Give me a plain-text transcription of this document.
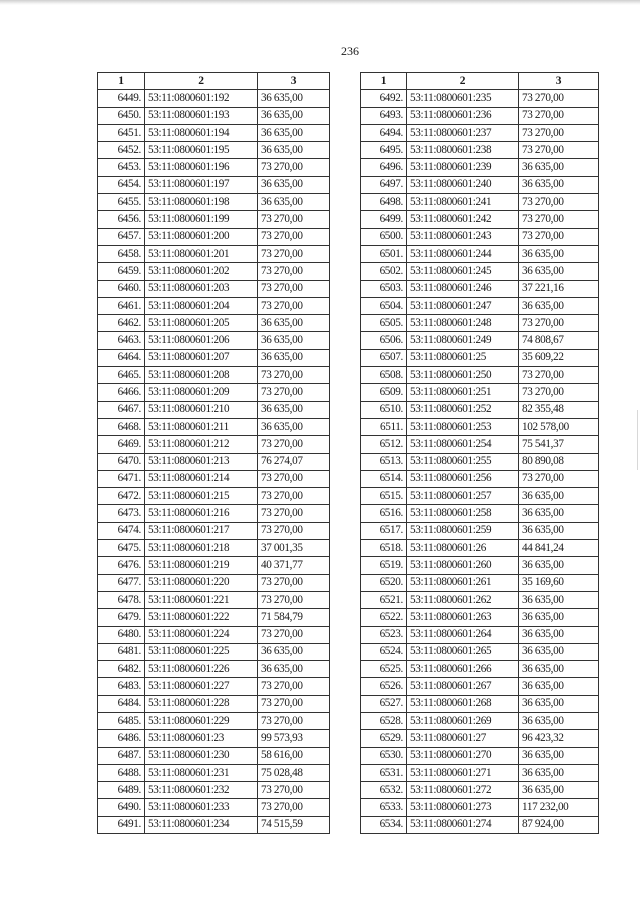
236
1	2	3
6449.	53:11:0800601:192	36 635,00
6450.	53:11:0800601:193	36 635,00
6451.	53:11:0800601:194	36 635,00
6452.	53:11:0800601:195	36 635,00
6453.	53:11:0800601:196	73 270,00
6454.	53:11:0800601:197	36 635,00
6455.	53:11:0800601:198	36 635,00
6456.	53:11:0800601:199	73 270,00
6457.	53:11:0800601:200	73 270,00
6458.	53:11:0800601:201	73 270,00
6459.	53:11:0800601:202	73 270,00
6460.	53:11:0800601:203	73 270,00
6461.	53:11:0800601:204	73 270,00
6462.	53:11:0800601:205	36 635,00
6463.	53:11:0800601:206	36 635,00
6464.	53:11:0800601:207	36 635,00
6465.	53:11:0800601:208	73 270,00
6466.	53:11:0800601:209	73 270,00
6467.	53:11:0800601:210	36 635,00
6468.	53:11:0800601:211	36 635,00
6469.	53:11:0800601:212	73 270,00
6470.	53:11:0800601:213	76 274,07
6471.	53:11:0800601:214	73 270,00
6472.	53:11:0800601:215	73 270,00
6473.	53:11:0800601:216	73 270,00
6474.	53:11:0800601:217	73 270,00
6475.	53:11:0800601:218	37 001,35
6476.	53:11:0800601:219	40 371,77
6477.	53:11:0800601:220	73 270,00
6478.	53:11:0800601:221	73 270,00
6479.	53:11:0800601:222	71 584,79
6480.	53:11:0800601:224	73 270,00
6481.	53:11:0800601:225	36 635,00
6482.	53:11:0800601:226	36 635,00
6483.	53:11:0800601:227	73 270,00
6484.	53:11:0800601:228	73 270,00
6485.	53:11:0800601:229	73 270,00
6486.	53:11:0800601:23	99 573,93
6487.	53:11:0800601:230	58 616,00
6488.	53:11:0800601:231	75 028,48
6489.	53:11:0800601:232	73 270,00
6490.	53:11:0800601:233	73 270,00
6491.	53:11:0800601:234	74 515,59
1	2	3
6492.	53:11:0800601:235	73 270,00
6493.	53:11:0800601:236	73 270,00
6494.	53:11:0800601:237	73 270,00
6495.	53:11:0800601:238	73 270,00
6496.	53:11:0800601:239	36 635,00
6497.	53:11:0800601:240	36 635,00
6498.	53:11:0800601:241	73 270,00
6499.	53:11:0800601:242	73 270,00
6500.	53:11:0800601:243	73 270,00
6501.	53:11:0800601:244	36 635,00
6502.	53:11:0800601:245	36 635,00
6503.	53:11:0800601:246	37 221,16
6504.	53:11:0800601:247	36 635,00
6505.	53:11:0800601:248	73 270,00
6506.	53:11:0800601:249	74 808,67
6507.	53:11:0800601:25	35 609,22
6508.	53:11:0800601:250	73 270,00
6509.	53:11:0800601:251	73 270,00
6510.	53:11:0800601:252	82 355,48
6511.	53:11:0800601:253	102 578,00
6512.	53:11:0800601:254	75 541,37
6513.	53:11:0800601:255	80 890,08
6514.	53:11:0800601:256	73 270,00
6515.	53:11:0800601:257	36 635,00
6516.	53:11:0800601:258	36 635,00
6517.	53:11:0800601:259	36 635,00
6518.	53:11:0800601:26	44 841,24
6519.	53:11:0800601:260	36 635,00
6520.	53:11:0800601:261	35 169,60
6521.	53:11:0800601:262	36 635,00
6522.	53:11:0800601:263	36 635,00
6523.	53:11:0800601:264	36 635,00
6524.	53:11:0800601:265	36 635,00
6525.	53:11:0800601:266	36 635,00
6526.	53:11:0800601:267	36 635,00
6527.	53:11:0800601:268	36 635,00
6528.	53:11:0800601:269	36 635,00
6529.	53:11:0800601:27	96 423,32
6530.	53:11:0800601:270	36 635,00
6531.	53:11:0800601:271	36 635,00
6532.	53:11:0800601:272	36 635,00
6533.	53:11:0800601:273	117 232,00
6534.	53:11:0800601:274	87 924,00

#####

:: GIVEN TASK ::
Skip the pictures and print each record exactly as it stands.

:: OUTPUT FOR THIS TASK ::
Give me a plain-text transcription of this document.
236
1	2	3
6449.	53:11:0800601:192	36 635,00
6450.	53:11:0800601:193	36 635,00
6451.	53:11:0800601:194	36 635,00
6452.	53:11:0800601:195	36 635,00
6453.	53:11:0800601:196	73 270,00
6454.	53:11:0800601:197	36 635,00
6455.	53:11:0800601:198	36 635,00
6456.	53:11:0800601:199	73 270,00
6457.	53:11:0800601:200	73 270,00
6458.	53:11:0800601:201	73 270,00
6459.	53:11:0800601:202	73 270,00
6460.	53:11:0800601:203	73 270,00
6461.	53:11:0800601:204	73 270,00
6462.	53:11:0800601:205	36 635,00
6463.	53:11:0800601:206	36 635,00
6464.	53:11:0800601:207	36 635,00
6465.	53:11:0800601:208	73 270,00
6466.	53:11:0800601:209	73 270,00
6467.	53:11:0800601:210	36 635,00
6468.	53:11:0800601:211	36 635,00
6469.	53:11:0800601:212	73 270,00
6470.	53:11:0800601:213	76 274,07
6471.	53:11:0800601:214	73 270,00
6472.	53:11:0800601:215	73 270,00
6473.	53:11:0800601:216	73 270,00
6474.	53:11:0800601:217	73 270,00
6475.	53:11:0800601:218	37 001,35
6476.	53:11:0800601:219	40 371,77
6477.	53:11:0800601:220	73 270,00
6478.	53:11:0800601:221	73 270,00
6479.	53:11:0800601:222	71 584,79
6480.	53:11:0800601:224	73 270,00
6481.	53:11:0800601:225	36 635,00
6482.	53:11:0800601:226	36 635,00
6483.	53:11:0800601:227	73 270,00
6484.	53:11:0800601:228	73 270,00
6485.	53:11:0800601:229	73 270,00
6486.	53:11:0800601:23	99 573,93
6487.	53:11:0800601:230	58 616,00
6488.	53:11:0800601:231	75 028,48
6489.	53:11:0800601:232	73 270,00
6490.	53:11:0800601:233	73 270,00
6491.	53:11:0800601:234	74 515,59
1	2	3
6492.	53:11:0800601:235	73 270,00
6493.	53:11:0800601:236	73 270,00
6494.	53:11:0800601:237	73 270,00
6495.	53:11:0800601:238	73 270,00
6496.	53:11:0800601:239	36 635,00
6497.	53:11:0800601:240	36 635,00
6498.	53:11:0800601:241	73 270,00
6499.	53:11:0800601:242	73 270,00
6500.	53:11:0800601:243	73 270,00
6501.	53:11:0800601:244	36 635,00
6502.	53:11:0800601:245	36 635,00
6503.	53:11:0800601:246	37 221,16
6504.	53:11:0800601:247	36 635,00
6505.	53:11:0800601:248	73 270,00
6506.	53:11:0800601:249	74 808,67
6507.	53:11:0800601:25	35 609,22
6508.	53:11:0800601:250	73 270,00
6509.	53:11:0800601:251	73 270,00
6510.	53:11:0800601:252	82 355,48
6511.	53:11:0800601:253	102 578,00
6512.	53:11:0800601:254	75 541,37
6513.	53:11:0800601:255	80 890,08
6514.	53:11:0800601:256	73 270,00
6515.	53:11:0800601:257	36 635,00
6516.	53:11:0800601:258	36 635,00
6517.	53:11:0800601:259	36 635,00
6518.	53:11:0800601:26	44 841,24
6519.	53:11:0800601:260	36 635,00
6520.	53:11:0800601:261	35 169,60
6521.	53:11:0800601:262	36 635,00
6522.	53:11:0800601:263	36 635,00
6523.	53:11:0800601:264	36 635,00
6524.	53:11:0800601:265	36 635,00
6525.	53:11:0800601:266	36 635,00
6526.	53:11:0800601:267	36 635,00
6527.	53:11:0800601:268	36 635,00
6528.	53:11:0800601:269	36 635,00
6529.	53:11:0800601:27	96 423,32
6530.	53:11:0800601:270	36 635,00
6531.	53:11:0800601:271	36 635,00
6532.	53:11:0800601:272	36 635,00
6533.	53:11:0800601:273	117 232,00
6534.	53:11:0800601:274	87 924,00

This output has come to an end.